* EXERCISE DIRECTIONS: Reproduce the listing exactly, with no pictures in your copy.

** BEGIN DATASET RECORDS **

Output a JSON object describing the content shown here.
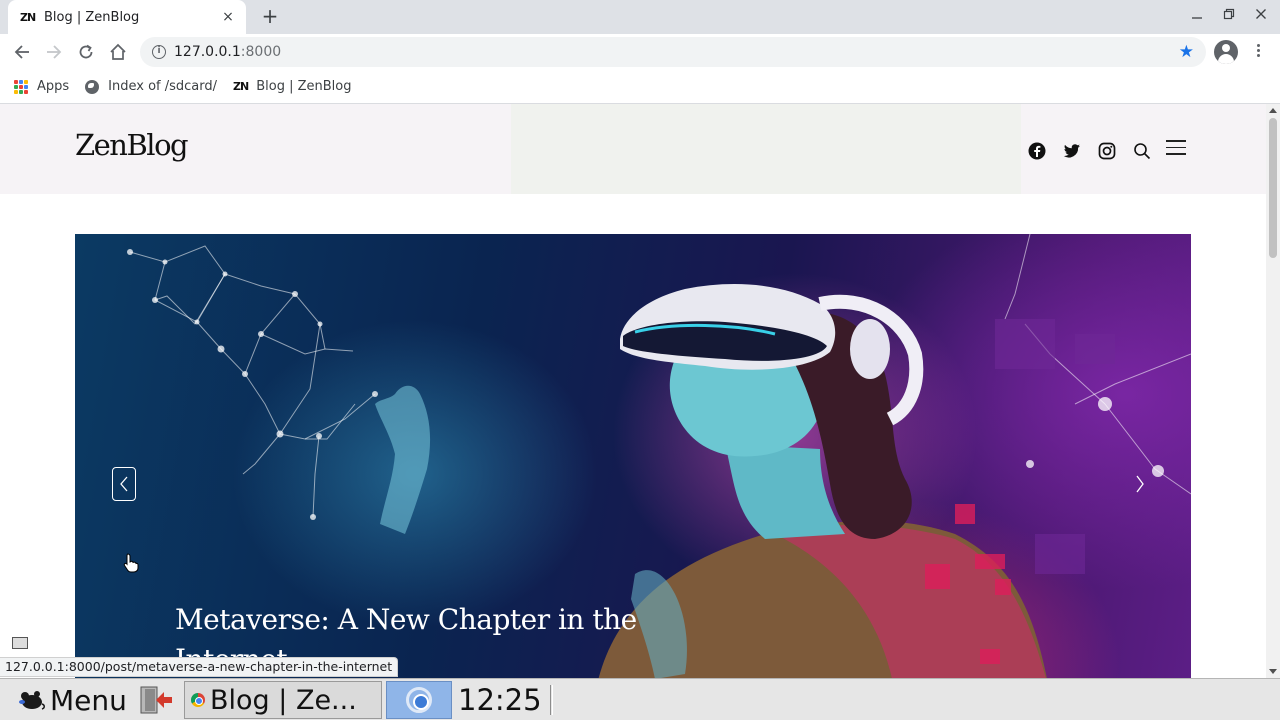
{
  "browser": {
    "tab": {
      "favicon": "ZN",
      "title": "Blog | ZenBlog",
      "close": "×"
    },
    "new_tab": "+",
    "window_controls": {
      "minimize": "—",
      "restore": "❐",
      "close": "✕"
    },
    "address": {
      "host": "127.0.0.1",
      "port": ":8000"
    },
    "bookmarks": [
      {
        "label": "Apps",
        "icon": "apps-grid-icon"
      },
      {
        "label": "Index of /sdcard/",
        "icon": "globe-icon"
      },
      {
        "label": "Blog | ZenBlog",
        "icon": "zenblog-favicon"
      }
    ],
    "status_url": "127.0.0.1:8000/post/metaverse-a-new-chapter-in-the-internet"
  },
  "site": {
    "logo": "ZenBlog",
    "social_icons": [
      "facebook-icon",
      "twitter-icon",
      "instagram-icon",
      "search-icon",
      "menu-icon"
    ],
    "hero": {
      "title": "Metaverse: A New Chapter in the Internet",
      "prev": "previous-slide",
      "next": "next-slide"
    }
  },
  "taskbar": {
    "menu_label": "Menu",
    "window_label": "Blog | Ze...",
    "clock": "12:25"
  },
  "colors": {
    "header_bg": "#f6f3f6",
    "ad_bg": "#f0f2ee",
    "star": "#1a73e8",
    "taskbar_bg": "#e6e6e6",
    "launcher_bg": "#8fb5e8"
  }
}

** END DATASET RECORDS **

* COMPLETE RESPONSE:
Output a JSON object describing the content shown here.
{
  "browser": {
    "tab": {
      "favicon": "ZN",
      "title": "Blog | ZenBlog",
      "close": "×"
    },
    "new_tab": "+",
    "window_controls": {
      "minimize": "—",
      "restore": "❐",
      "close": "✕"
    },
    "address": {
      "host": "127.0.0.1",
      "port": ":8000"
    },
    "bookmarks": [
      {
        "label": "Apps",
        "icon": "apps-grid-icon"
      },
      {
        "label": "Index of /sdcard/",
        "icon": "globe-icon"
      },
      {
        "label": "Blog | ZenBlog",
        "icon": "zenblog-favicon"
      }
    ],
    "status_url": "127.0.0.1:8000/post/metaverse-a-new-chapter-in-the-internet"
  },
  "site": {
    "logo": "ZenBlog",
    "social_icons": [
      "facebook-icon",
      "twitter-icon",
      "instagram-icon",
      "search-icon",
      "menu-icon"
    ],
    "hero": {
      "title": "Metaverse: A New Chapter in the Internet",
      "prev": "previous-slide",
      "next": "next-slide"
    }
  },
  "taskbar": {
    "menu_label": "Menu",
    "window_label": "Blog | Ze...",
    "clock": "12:25"
  },
  "colors": {
    "header_bg": "#f6f3f6",
    "ad_bg": "#f0f2ee",
    "star": "#1a73e8",
    "taskbar_bg": "#e6e6e6",
    "launcher_bg": "#8fb5e8"
  }
}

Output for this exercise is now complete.